**Stated exercise**:
Copy out all the entries word for word.

**Given data**:

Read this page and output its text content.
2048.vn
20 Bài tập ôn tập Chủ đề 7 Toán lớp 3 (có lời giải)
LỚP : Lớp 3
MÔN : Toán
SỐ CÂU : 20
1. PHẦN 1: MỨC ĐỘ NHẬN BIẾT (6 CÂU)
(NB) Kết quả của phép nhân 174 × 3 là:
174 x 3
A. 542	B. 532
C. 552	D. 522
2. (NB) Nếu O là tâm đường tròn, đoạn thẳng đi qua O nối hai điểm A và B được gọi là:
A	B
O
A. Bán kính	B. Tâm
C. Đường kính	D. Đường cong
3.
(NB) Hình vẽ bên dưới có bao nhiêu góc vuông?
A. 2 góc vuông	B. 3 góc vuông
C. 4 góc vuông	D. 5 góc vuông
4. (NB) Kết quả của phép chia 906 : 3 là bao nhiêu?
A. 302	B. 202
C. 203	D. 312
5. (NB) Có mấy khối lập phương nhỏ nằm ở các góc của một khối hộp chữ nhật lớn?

**Task output**:
Read this page and output its text content.
2048.vn
20 Bài tập ôn tập Chủ đề 7 Toán lớp 3 (có lời giải)
LỚP : Lớp 3
MÔN : Toán
SỐ CÂU : 20
1. PHẦN 1: MỨC ĐỘ NHẬN BIẾT (6 CÂU)
(NB) Kết quả của phép nhân 174 × 3 là:
174 x 3
A. 542	B. 532
C. 552	D. 522
2. (NB) Nếu O là tâm đường tròn, đoạn thẳng đi qua O nối hai điểm A và B được gọi là:
A	B
O
A. Bán kính	B. Tâm
C. Đường kính	D. Đường cong
3.
(NB) Hình vẽ bên dưới có bao nhiêu góc vuông?
A. 2 góc vuông	B. 3 góc vuông
C. 4 góc vuông	D. 5 góc vuông
4. (NB) Kết quả của phép chia 906 : 3 là bao nhiêu?
A. 302	B. 202
C. 203	D. 312
5. (NB) Có mấy khối lập phương nhỏ nằm ở các góc của một khối hộp chữ nhật lớn?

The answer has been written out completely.